[Source data]
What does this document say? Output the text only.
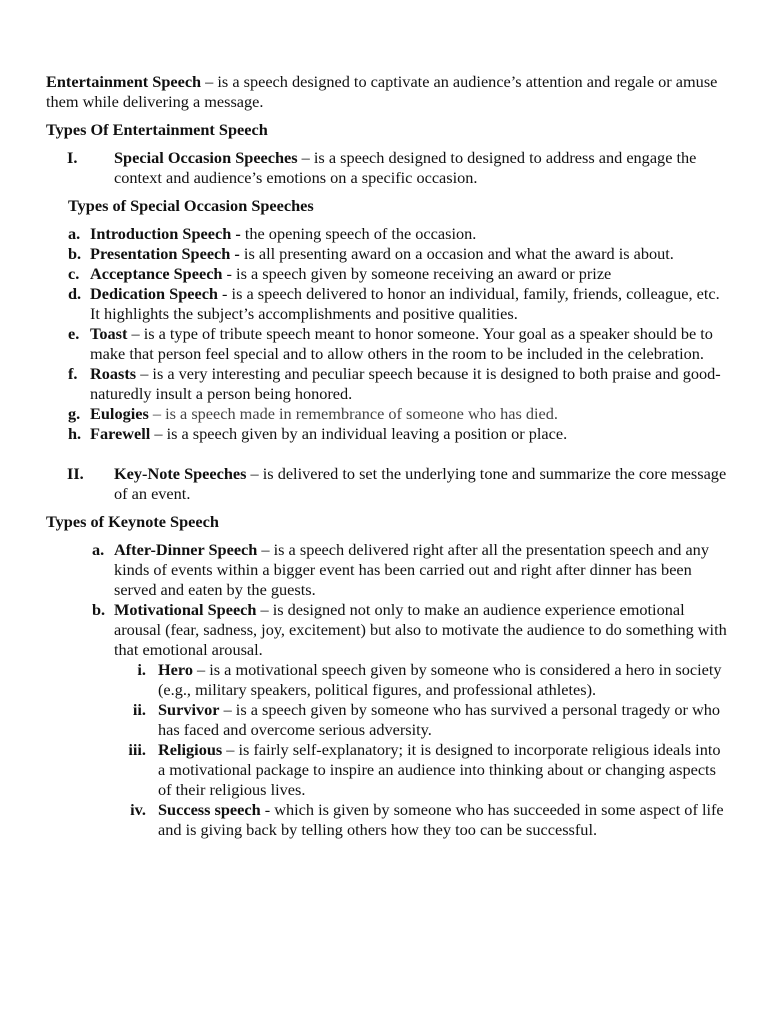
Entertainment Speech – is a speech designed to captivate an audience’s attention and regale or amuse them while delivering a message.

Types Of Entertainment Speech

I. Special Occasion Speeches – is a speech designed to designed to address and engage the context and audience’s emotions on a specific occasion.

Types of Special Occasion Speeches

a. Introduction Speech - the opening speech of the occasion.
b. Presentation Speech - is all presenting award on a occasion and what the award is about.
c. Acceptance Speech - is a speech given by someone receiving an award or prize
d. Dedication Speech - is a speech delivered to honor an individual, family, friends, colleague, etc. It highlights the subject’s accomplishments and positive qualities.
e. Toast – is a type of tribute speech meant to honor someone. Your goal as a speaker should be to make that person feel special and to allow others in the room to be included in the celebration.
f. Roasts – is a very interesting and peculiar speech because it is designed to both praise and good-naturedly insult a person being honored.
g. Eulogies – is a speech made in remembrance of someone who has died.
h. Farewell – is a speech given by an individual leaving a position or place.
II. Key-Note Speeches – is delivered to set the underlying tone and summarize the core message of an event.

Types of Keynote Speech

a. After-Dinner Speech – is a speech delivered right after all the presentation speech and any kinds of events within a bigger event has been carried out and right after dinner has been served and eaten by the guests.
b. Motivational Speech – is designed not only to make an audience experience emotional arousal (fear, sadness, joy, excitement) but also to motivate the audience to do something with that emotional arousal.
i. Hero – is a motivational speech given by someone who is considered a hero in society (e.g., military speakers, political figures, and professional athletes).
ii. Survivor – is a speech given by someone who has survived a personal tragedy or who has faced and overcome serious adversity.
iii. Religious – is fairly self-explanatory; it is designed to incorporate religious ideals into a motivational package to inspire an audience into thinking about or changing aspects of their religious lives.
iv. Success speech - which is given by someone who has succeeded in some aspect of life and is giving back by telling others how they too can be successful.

Stated task: Transcribe the records above exactly, leaving out every picture.

Exercise result:
What does this document say? Output the text only.
Entertainment Speech – is a speech designed to captivate an audience’s attention and regale or amuse them while delivering a message.

Types Of Entertainment Speech

I. Special Occasion Speeches – is a speech designed to designed to address and engage the context and audience’s emotions on a specific occasion.

Types of Special Occasion Speeches

a. Introduction Speech - the opening speech of the occasion.
b. Presentation Speech - is all presenting award on a occasion and what the award is about.
c. Acceptance Speech - is a speech given by someone receiving an award or prize
d. Dedication Speech - is a speech delivered to honor an individual, family, friends, colleague, etc. It highlights the subject’s accomplishments and positive qualities.
e. Toast – is a type of tribute speech meant to honor someone. Your goal as a speaker should be to make that person feel special and to allow others in the room to be included in the celebration.
f. Roasts – is a very interesting and peculiar speech because it is designed to both praise and good-naturedly insult a person being honored.
g. Eulogies – is a speech made in remembrance of someone who has died.
h. Farewell – is a speech given by an individual leaving a position or place.
II. Key-Note Speeches – is delivered to set the underlying tone and summarize the core message of an event.

Types of Keynote Speech

a. After-Dinner Speech – is a speech delivered right after all the presentation speech and any kinds of events within a bigger event has been carried out and right after dinner has been served and eaten by the guests.
b. Motivational Speech – is designed not only to make an audience experience emotional arousal (fear, sadness, joy, excitement) but also to motivate the audience to do something with that emotional arousal.
i. Hero – is a motivational speech given by someone who is considered a hero in society (e.g., military speakers, political figures, and professional athletes).
ii. Survivor – is a speech given by someone who has survived a personal tragedy or who has faced and overcome serious adversity.
iii. Religious – is fairly self-explanatory; it is designed to incorporate religious ideals into a motivational package to inspire an audience into thinking about or changing aspects of their religious lives.
iv. Success speech - which is given by someone who has succeeded in some aspect of life and is giving back by telling others how they too can be successful.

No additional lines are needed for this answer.